Reproduce the entries exactly.

_ _ _

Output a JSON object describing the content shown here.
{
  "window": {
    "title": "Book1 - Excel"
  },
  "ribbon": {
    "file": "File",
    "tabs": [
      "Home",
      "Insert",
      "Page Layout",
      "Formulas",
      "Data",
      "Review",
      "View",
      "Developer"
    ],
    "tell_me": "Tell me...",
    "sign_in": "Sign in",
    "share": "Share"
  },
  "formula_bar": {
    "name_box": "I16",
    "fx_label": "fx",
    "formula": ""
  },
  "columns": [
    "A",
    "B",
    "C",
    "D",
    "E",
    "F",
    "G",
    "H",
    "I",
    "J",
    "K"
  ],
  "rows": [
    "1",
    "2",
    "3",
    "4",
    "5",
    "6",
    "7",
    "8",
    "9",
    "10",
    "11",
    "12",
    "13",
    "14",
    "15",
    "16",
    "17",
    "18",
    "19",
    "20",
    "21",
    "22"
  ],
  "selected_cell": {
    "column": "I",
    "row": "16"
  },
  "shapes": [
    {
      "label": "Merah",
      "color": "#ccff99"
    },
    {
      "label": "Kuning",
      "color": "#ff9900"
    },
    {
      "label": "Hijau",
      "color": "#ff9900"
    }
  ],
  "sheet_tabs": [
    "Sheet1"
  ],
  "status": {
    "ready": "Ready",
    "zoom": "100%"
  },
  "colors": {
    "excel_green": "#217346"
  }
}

_ _ _

■ Answer to the problem:
Output a JSON object describing the content shown here.
{
  "window": {
    "title": "Book1 - Excel"
  },
  "ribbon": {
    "file": "File",
    "tabs": [
      "Home",
      "Insert",
      "Page Layout",
      "Formulas",
      "Data",
      "Review",
      "View",
      "Developer"
    ],
    "tell_me": "Tell me...",
    "sign_in": "Sign in",
    "share": "Share"
  },
  "formula_bar": {
    "name_box": "I16",
    "fx_label": "fx",
    "formula": ""
  },
  "columns": [
    "A",
    "B",
    "C",
    "D",
    "E",
    "F",
    "G",
    "H",
    "I",
    "J",
    "K"
  ],
  "rows": [
    "1",
    "2",
    "3",
    "4",
    "5",
    "6",
    "7",
    "8",
    "9",
    "10",
    "11",
    "12",
    "13",
    "14",
    "15",
    "16",
    "17",
    "18",
    "19",
    "20",
    "21",
    "22"
  ],
  "selected_cell": {
    "column": "I",
    "row": "16"
  },
  "shapes": [
    {
      "label": "Merah",
      "color": "#ccff99"
    },
    {
      "label": "Kuning",
      "color": "#ff9900"
    },
    {
      "label": "Hijau",
      "color": "#ff9900"
    }
  ],
  "sheet_tabs": [
    "Sheet1"
  ],
  "status": {
    "ready": "Ready",
    "zoom": "100%"
  },
  "colors": {
    "excel_green": "#217346"
  }
}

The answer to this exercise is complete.